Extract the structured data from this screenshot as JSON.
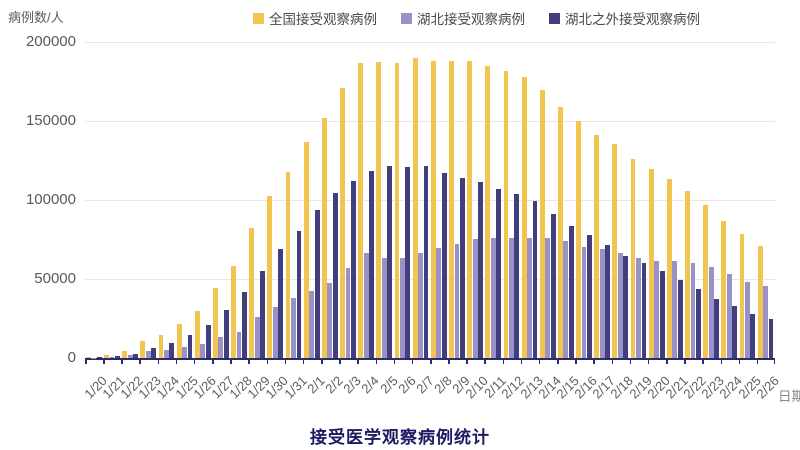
{
  "chart_data": {
    "type": "bar",
    "title": "接受医学观察病例统计",
    "xlabel": "日期",
    "ylabel": "病例数/人",
    "ylim": [
      0,
      200000
    ],
    "yticks": [
      0,
      50000,
      100000,
      150000,
      200000
    ],
    "grid": true,
    "legend_position": "top",
    "categories": [
      "1/20",
      "1/21",
      "1/22",
      "1/23",
      "1/24",
      "1/25",
      "1/26",
      "1/27",
      "1/28",
      "1/29",
      "1/30",
      "1/31",
      "2/1",
      "2/2",
      "2/3",
      "2/4",
      "2/5",
      "2/6",
      "2/7",
      "2/8",
      "2/9",
      "2/10",
      "2/11",
      "2/12",
      "2/13",
      "2/14",
      "2/15",
      "2/16",
      "2/17",
      "2/18",
      "2/19",
      "2/20",
      "2/21",
      "2/22",
      "2/23",
      "2/24",
      "2/25",
      "2/26"
    ],
    "series": [
      {
        "id": "national",
        "name": "全国接受观察病例",
        "color": "#F1C54F",
        "values": [
          800,
          1700,
          4600,
          10500,
          14500,
          21300,
          29600,
          44000,
          58500,
          82000,
          102500,
          117500,
          137000,
          152000,
          171000,
          186500,
          187500,
          187000,
          189700,
          188200,
          188000,
          188200,
          184800,
          181700,
          177700,
          169600,
          159000,
          150000,
          141000,
          135500,
          126000,
          119500,
          113000,
          106000,
          97000,
          87000,
          78500,
          71000
        ]
      },
      {
        "id": "hubei",
        "name": "湖北接受观察病例",
        "color": "#9992C9",
        "values": [
          300,
          700,
          2000,
          4200,
          5000,
          6800,
          8900,
          13500,
          16500,
          26000,
          32500,
          37800,
          42600,
          47500,
          57000,
          66500,
          63500,
          63100,
          66700,
          69400,
          72000,
          75300,
          76200,
          75800,
          76200,
          75800,
          74000,
          70000,
          68800,
          66300,
          63500,
          61600,
          61600,
          60300,
          57800,
          53200,
          48300,
          45500
        ]
      },
      {
        "id": "outside-hubei",
        "name": "湖北之外接受观察病例",
        "color": "#423D7D",
        "values": [
          500,
          1000,
          2600,
          6300,
          9500,
          14500,
          20700,
          30500,
          42000,
          55000,
          69000,
          80500,
          93500,
          104500,
          112000,
          118400,
          121700,
          121100,
          121300,
          117300,
          113700,
          111200,
          107000,
          103600,
          99600,
          91100,
          83600,
          78000,
          71500,
          64800,
          60000,
          55100,
          49400,
          43500,
          37200,
          32900,
          27900,
          24500
        ]
      }
    ]
  },
  "axis_colors": {
    "axis_line": "#2e2a6e",
    "tick_text": "#595959",
    "title_text": "#1c1a63"
  }
}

--*--

» **Exercise**: Count the lines in the records above that contain the word "name", and give only the number.

» **Task solution**: 3